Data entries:
** Start **

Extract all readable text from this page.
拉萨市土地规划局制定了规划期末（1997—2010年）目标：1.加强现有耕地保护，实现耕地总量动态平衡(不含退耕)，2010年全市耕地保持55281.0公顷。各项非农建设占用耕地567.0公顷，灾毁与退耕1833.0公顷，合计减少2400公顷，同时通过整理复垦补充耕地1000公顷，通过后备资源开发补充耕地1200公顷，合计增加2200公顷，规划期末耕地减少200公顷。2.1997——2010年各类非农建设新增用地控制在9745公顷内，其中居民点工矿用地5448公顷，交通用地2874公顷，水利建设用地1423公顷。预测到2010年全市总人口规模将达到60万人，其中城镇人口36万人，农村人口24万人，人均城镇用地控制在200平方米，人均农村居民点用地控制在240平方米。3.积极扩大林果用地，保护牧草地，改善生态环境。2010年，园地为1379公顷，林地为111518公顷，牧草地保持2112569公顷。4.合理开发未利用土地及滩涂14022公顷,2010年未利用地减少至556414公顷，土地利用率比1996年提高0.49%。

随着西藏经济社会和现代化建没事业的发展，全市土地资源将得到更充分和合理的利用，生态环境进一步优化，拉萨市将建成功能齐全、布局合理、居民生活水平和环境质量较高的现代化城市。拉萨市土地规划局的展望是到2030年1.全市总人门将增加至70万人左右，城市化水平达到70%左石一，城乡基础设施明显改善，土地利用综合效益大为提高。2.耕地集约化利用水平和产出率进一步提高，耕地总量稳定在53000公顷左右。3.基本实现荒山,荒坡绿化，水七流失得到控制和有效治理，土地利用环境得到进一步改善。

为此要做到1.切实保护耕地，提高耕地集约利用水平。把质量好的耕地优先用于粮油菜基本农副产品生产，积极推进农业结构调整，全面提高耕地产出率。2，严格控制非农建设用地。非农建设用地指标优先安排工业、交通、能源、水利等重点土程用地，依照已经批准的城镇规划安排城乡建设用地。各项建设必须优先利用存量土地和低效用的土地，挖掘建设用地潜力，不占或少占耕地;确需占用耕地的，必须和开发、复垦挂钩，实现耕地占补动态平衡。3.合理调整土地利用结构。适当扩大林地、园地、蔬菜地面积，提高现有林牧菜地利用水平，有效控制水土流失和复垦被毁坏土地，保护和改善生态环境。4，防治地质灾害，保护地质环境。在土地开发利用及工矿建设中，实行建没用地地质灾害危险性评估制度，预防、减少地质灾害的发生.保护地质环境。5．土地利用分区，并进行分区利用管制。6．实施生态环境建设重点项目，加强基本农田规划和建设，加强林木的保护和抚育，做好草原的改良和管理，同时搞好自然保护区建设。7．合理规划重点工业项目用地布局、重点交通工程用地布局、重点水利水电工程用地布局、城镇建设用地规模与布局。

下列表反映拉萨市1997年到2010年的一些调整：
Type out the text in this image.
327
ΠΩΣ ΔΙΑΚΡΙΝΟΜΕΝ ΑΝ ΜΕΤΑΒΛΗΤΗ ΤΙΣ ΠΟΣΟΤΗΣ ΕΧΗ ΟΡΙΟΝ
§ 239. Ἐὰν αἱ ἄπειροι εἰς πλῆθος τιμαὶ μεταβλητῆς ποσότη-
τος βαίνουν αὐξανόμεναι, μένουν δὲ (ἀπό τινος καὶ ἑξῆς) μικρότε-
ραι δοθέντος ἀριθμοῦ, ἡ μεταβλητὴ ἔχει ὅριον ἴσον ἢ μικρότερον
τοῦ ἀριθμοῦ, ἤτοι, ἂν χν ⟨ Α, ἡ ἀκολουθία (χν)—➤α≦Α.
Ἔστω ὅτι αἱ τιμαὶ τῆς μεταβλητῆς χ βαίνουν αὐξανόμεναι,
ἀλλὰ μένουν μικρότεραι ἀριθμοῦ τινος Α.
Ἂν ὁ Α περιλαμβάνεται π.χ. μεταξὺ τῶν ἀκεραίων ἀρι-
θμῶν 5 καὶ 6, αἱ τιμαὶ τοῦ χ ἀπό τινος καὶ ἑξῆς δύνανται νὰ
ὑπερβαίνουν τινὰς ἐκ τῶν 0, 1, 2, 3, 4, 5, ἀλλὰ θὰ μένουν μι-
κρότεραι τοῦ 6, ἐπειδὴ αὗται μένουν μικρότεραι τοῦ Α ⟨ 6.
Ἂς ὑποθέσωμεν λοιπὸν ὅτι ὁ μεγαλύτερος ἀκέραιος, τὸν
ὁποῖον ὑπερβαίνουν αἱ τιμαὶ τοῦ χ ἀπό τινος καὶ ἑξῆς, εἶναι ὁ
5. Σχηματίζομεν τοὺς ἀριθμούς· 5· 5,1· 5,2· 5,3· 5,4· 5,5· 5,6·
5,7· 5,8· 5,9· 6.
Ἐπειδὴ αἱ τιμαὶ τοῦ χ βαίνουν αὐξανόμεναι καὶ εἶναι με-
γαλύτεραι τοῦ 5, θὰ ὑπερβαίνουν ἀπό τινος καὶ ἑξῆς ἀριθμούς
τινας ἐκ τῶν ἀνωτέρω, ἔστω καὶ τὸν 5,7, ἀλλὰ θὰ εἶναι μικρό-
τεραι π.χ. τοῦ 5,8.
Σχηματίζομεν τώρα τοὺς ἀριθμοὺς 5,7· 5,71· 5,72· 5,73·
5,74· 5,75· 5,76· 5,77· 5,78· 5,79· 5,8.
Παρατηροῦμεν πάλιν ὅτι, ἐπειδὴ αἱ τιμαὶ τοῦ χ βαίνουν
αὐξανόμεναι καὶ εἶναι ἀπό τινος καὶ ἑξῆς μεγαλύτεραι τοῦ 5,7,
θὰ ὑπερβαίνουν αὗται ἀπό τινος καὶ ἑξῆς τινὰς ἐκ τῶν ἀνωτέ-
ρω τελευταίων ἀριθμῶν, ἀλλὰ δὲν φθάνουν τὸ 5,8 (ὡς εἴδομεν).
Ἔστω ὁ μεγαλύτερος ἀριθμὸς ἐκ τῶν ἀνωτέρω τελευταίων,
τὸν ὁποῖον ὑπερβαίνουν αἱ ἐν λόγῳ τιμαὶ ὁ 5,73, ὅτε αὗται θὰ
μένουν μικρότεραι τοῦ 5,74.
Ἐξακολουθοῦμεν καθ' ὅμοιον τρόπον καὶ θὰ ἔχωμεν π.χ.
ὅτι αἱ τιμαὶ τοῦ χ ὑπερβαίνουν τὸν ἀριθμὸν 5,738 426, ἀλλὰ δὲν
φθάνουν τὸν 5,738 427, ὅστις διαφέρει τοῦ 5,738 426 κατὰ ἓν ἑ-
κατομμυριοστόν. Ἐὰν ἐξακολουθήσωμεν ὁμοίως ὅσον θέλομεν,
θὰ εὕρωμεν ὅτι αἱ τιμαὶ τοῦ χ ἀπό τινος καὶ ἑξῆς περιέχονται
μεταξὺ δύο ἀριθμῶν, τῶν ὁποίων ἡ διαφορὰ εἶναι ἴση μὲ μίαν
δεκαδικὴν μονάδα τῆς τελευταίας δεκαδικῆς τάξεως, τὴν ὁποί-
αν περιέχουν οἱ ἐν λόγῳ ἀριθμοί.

** End **

Exercise:
Write out the full set of records exactly as given.

Result of this exercise:
Extract all readable text from this page.
拉萨市土地规划局制定了规划期末（1997—2010年）目标：1.加强现有耕地保护，实现耕地总量动态平衡(不含退耕)，2010年全市耕地保持55281.0公顷。各项非农建设占用耕地567.0公顷，灾毁与退耕1833.0公顷，合计减少2400公顷，同时通过整理复垦补充耕地1000公顷，通过后备资源开发补充耕地1200公顷，合计增加2200公顷，规划期末耕地减少200公顷。2.1997——2010年各类非农建设新增用地控制在9745公顷内，其中居民点工矿用地5448公顷，交通用地2874公顷，水利建设用地1423公顷。预测到2010年全市总人口规模将达到60万人，其中城镇人口36万人，农村人口24万人，人均城镇用地控制在200平方米，人均农村居民点用地控制在240平方米。3.积极扩大林果用地，保护牧草地，改善生态环境。2010年，园地为1379公顷，林地为111518公顷，牧草地保持2112569公顷。4.合理开发未利用土地及滩涂14022公顷,2010年未利用地减少至556414公顷，土地利用率比1996年提高0.49%。

随着西藏经济社会和现代化建没事业的发展，全市土地资源将得到更充分和合理的利用，生态环境进一步优化，拉萨市将建成功能齐全、布局合理、居民生活水平和环境质量较高的现代化城市。拉萨市土地规划局的展望是到2030年1.全市总人门将增加至70万人左右，城市化水平达到70%左石一，城乡基础设施明显改善，土地利用综合效益大为提高。2.耕地集约化利用水平和产出率进一步提高，耕地总量稳定在53000公顷左右。3.基本实现荒山,荒坡绿化，水七流失得到控制和有效治理，土地利用环境得到进一步改善。

为此要做到1.切实保护耕地，提高耕地集约利用水平。把质量好的耕地优先用于粮油菜基本农副产品生产，积极推进农业结构调整，全面提高耕地产出率。2，严格控制非农建设用地。非农建设用地指标优先安排工业、交通、能源、水利等重点土程用地，依照已经批准的城镇规划安排城乡建设用地。各项建设必须优先利用存量土地和低效用的土地，挖掘建设用地潜力，不占或少占耕地;确需占用耕地的，必须和开发、复垦挂钩，实现耕地占补动态平衡。3.合理调整土地利用结构。适当扩大林地、园地、蔬菜地面积，提高现有林牧菜地利用水平，有效控制水土流失和复垦被毁坏土地，保护和改善生态环境。4，防治地质灾害，保护地质环境。在土地开发利用及工矿建设中，实行建没用地地质灾害危险性评估制度，预防、减少地质灾害的发生.保护地质环境。5．土地利用分区，并进行分区利用管制。6．实施生态环境建设重点项目，加强基本农田规划和建设，加强林木的保护和抚育，做好草原的改良和管理，同时搞好自然保护区建设。7．合理规划重点工业项目用地布局、重点交通工程用地布局、重点水利水电工程用地布局、城镇建设用地规模与布局。

下列表反映拉萨市1997年到2010年的一些调整：
Type out the text in this image.
327
ΠΩΣ ΔΙΑΚΡΙΝΟΜΕΝ ΑΝ ΜΕΤΑΒΛΗΤΗ ΤΙΣ ΠΟΣΟΤΗΣ ΕΧΗ ΟΡΙΟΝ
§ 239. Ἐὰν αἱ ἄπειροι εἰς πλῆθος τιμαὶ μεταβλητῆς ποσότη-
τος βαίνουν αὐξανόμεναι, μένουν δὲ (ἀπό τινος καὶ ἑξῆς) μικρότε-
ραι δοθέντος ἀριθμοῦ, ἡ μεταβλητὴ ἔχει ὅριον ἴσον ἢ μικρότερον
τοῦ ἀριθμοῦ, ἤτοι, ἂν χν ⟨ Α, ἡ ἀκολουθία (χν)—➤α≦Α.
Ἔστω ὅτι αἱ τιμαὶ τῆς μεταβλητῆς χ βαίνουν αὐξανόμεναι,
ἀλλὰ μένουν μικρότεραι ἀριθμοῦ τινος Α.
Ἂν ὁ Α περιλαμβάνεται π.χ. μεταξὺ τῶν ἀκεραίων ἀρι-
θμῶν 5 καὶ 6, αἱ τιμαὶ τοῦ χ ἀπό τινος καὶ ἑξῆς δύνανται νὰ
ὑπερβαίνουν τινὰς ἐκ τῶν 0, 1, 2, 3, 4, 5, ἀλλὰ θὰ μένουν μι-
κρότεραι τοῦ 6, ἐπειδὴ αὗται μένουν μικρότεραι τοῦ Α ⟨ 6.
Ἂς ὑποθέσωμεν λοιπὸν ὅτι ὁ μεγαλύτερος ἀκέραιος, τὸν
ὁποῖον ὑπερβαίνουν αἱ τιμαὶ τοῦ χ ἀπό τινος καὶ ἑξῆς, εἶναι ὁ
5. Σχηματίζομεν τοὺς ἀριθμούς· 5· 5,1· 5,2· 5,3· 5,4· 5,5· 5,6·
5,7· 5,8· 5,9· 6.
Ἐπειδὴ αἱ τιμαὶ τοῦ χ βαίνουν αὐξανόμεναι καὶ εἶναι με-
γαλύτεραι τοῦ 5, θὰ ὑπερβαίνουν ἀπό τινος καὶ ἑξῆς ἀριθμούς
τινας ἐκ τῶν ἀνωτέρω, ἔστω καὶ τὸν 5,7, ἀλλὰ θὰ εἶναι μικρό-
τεραι π.χ. τοῦ 5,8.
Σχηματίζομεν τώρα τοὺς ἀριθμοὺς 5,7· 5,71· 5,72· 5,73·
5,74· 5,75· 5,76· 5,77· 5,78· 5,79· 5,8.
Παρατηροῦμεν πάλιν ὅτι, ἐπειδὴ αἱ τιμαὶ τοῦ χ βαίνουν
αὐξανόμεναι καὶ εἶναι ἀπό τινος καὶ ἑξῆς μεγαλύτεραι τοῦ 5,7,
θὰ ὑπερβαίνουν αὗται ἀπό τινος καὶ ἑξῆς τινὰς ἐκ τῶν ἀνωτέ-
ρω τελευταίων ἀριθμῶν, ἀλλὰ δὲν φθάνουν τὸ 5,8 (ὡς εἴδομεν).
Ἔστω ὁ μεγαλύτερος ἀριθμὸς ἐκ τῶν ἀνωτέρω τελευταίων,
τὸν ὁποῖον ὑπερβαίνουν αἱ ἐν λόγῳ τιμαὶ ὁ 5,73, ὅτε αὗται θὰ
μένουν μικρότεραι τοῦ 5,74.
Ἐξακολουθοῦμεν καθ' ὅμοιον τρόπον καὶ θὰ ἔχωμεν π.χ.
ὅτι αἱ τιμαὶ τοῦ χ ὑπερβαίνουν τὸν ἀριθμὸν 5,738 426, ἀλλὰ δὲν
φθάνουν τὸν 5,738 427, ὅστις διαφέρει τοῦ 5,738 426 κατὰ ἓν ἑ-
κατομμυριοστόν. Ἐὰν ἐξακολουθήσωμεν ὁμοίως ὅσον θέλομεν,
θὰ εὕρωμεν ὅτι αἱ τιμαὶ τοῦ χ ἀπό τινος καὶ ἑξῆς περιέχονται
μεταξὺ δύο ἀριθμῶν, τῶν ὁποίων ἡ διαφορὰ εἶναι ἴση μὲ μίαν
δεκαδικὴν μονάδα τῆς τελευταίας δεκαδικῆς τάξεως, τὴν ὁποί-
αν περιέχουν οἱ ἐν λόγῳ ἀριθμοί.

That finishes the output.